• What the task asks:
Of all the lines in the material, how many include the word "label"? Reply with the number alone.

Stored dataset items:
--------

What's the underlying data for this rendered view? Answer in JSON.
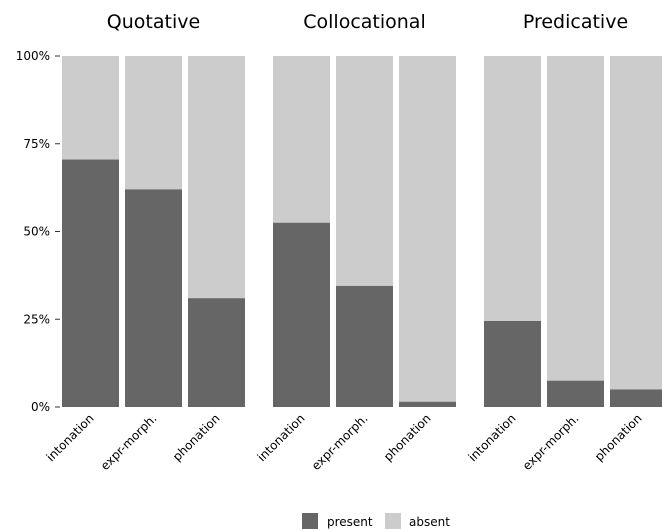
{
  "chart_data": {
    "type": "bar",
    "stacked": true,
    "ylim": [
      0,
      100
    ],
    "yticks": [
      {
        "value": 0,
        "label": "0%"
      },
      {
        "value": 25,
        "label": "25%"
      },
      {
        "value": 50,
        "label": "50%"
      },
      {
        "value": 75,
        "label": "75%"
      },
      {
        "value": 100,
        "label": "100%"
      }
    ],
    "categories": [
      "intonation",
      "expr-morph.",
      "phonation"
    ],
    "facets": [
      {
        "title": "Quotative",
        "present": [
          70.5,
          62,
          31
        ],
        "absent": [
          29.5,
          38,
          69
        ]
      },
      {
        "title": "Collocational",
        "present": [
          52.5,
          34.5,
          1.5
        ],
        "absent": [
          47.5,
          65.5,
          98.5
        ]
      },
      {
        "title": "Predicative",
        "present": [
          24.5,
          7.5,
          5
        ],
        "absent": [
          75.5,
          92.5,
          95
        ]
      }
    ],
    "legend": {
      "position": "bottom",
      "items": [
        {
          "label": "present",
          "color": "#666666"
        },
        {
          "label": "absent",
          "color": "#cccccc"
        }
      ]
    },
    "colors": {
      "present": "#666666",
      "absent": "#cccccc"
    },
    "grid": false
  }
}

--------

• Task response:
7